─── Data extract ───

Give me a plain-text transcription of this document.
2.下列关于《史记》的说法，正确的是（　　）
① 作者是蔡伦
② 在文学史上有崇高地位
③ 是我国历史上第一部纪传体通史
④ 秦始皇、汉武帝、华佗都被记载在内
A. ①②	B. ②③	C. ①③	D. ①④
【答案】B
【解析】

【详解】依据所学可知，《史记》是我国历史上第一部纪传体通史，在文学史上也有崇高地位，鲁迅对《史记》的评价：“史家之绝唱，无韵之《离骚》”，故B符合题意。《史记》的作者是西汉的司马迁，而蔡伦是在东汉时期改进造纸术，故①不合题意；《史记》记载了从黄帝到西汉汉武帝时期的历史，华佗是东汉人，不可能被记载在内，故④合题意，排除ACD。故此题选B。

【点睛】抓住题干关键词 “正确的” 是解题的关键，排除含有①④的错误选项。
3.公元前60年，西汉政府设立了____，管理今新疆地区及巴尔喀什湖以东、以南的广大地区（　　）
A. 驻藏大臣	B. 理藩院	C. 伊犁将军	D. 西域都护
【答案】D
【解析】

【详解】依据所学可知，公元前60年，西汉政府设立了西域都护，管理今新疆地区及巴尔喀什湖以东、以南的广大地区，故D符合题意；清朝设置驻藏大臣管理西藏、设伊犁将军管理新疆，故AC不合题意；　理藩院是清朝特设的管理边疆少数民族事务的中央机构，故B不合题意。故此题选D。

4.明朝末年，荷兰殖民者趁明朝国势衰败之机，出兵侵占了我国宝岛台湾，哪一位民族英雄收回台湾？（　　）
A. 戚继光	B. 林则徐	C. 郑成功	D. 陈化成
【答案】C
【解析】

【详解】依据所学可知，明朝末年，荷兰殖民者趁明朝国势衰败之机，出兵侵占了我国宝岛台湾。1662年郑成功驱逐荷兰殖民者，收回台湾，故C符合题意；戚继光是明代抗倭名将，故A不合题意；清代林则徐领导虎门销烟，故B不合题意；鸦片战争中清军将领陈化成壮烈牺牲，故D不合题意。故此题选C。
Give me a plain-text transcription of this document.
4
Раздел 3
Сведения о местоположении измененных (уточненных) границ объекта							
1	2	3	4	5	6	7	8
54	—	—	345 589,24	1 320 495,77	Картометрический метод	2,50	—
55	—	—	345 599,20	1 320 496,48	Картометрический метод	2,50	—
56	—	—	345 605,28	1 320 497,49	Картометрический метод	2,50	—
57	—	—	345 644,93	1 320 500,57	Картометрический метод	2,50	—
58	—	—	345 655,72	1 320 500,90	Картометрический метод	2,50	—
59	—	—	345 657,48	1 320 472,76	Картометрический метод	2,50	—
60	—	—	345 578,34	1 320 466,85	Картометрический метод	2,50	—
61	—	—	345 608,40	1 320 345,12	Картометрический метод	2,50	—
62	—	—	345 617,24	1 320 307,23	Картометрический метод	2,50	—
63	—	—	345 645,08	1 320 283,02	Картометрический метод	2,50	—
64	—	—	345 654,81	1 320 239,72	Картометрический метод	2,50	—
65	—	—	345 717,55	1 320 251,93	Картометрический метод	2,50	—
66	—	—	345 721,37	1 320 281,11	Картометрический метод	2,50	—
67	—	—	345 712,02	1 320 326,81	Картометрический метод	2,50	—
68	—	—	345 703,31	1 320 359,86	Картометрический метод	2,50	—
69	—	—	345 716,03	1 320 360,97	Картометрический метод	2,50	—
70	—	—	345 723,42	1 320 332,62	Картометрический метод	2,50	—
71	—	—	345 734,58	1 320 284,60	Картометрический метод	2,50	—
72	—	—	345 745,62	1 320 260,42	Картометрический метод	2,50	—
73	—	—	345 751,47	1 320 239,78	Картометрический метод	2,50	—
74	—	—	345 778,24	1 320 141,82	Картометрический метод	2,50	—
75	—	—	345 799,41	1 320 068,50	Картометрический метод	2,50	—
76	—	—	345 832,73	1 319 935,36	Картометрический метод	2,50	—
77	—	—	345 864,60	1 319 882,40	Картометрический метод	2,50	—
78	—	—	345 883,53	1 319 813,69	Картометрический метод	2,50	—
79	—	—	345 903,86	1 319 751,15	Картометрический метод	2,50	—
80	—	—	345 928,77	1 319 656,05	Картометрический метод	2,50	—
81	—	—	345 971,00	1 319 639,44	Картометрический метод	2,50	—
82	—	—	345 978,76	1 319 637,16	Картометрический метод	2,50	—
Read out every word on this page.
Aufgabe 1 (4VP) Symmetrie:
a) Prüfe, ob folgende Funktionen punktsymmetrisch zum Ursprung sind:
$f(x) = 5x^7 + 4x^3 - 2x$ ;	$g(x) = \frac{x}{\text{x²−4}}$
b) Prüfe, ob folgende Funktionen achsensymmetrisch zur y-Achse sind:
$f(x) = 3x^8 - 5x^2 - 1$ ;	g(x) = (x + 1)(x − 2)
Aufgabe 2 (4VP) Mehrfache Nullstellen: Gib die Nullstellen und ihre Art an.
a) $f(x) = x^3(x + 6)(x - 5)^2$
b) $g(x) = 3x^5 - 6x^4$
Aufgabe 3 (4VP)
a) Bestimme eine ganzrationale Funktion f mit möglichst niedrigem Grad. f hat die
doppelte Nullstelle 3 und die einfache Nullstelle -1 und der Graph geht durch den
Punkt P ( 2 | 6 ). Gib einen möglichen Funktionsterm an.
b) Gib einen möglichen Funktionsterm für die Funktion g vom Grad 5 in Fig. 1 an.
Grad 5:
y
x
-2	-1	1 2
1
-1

───

* _To be done_
Of the lines above, how many contain the word "荷兰殖民者趁明朝国势衰败之机"? Provide the number and nothing else.

* _Written solution_
2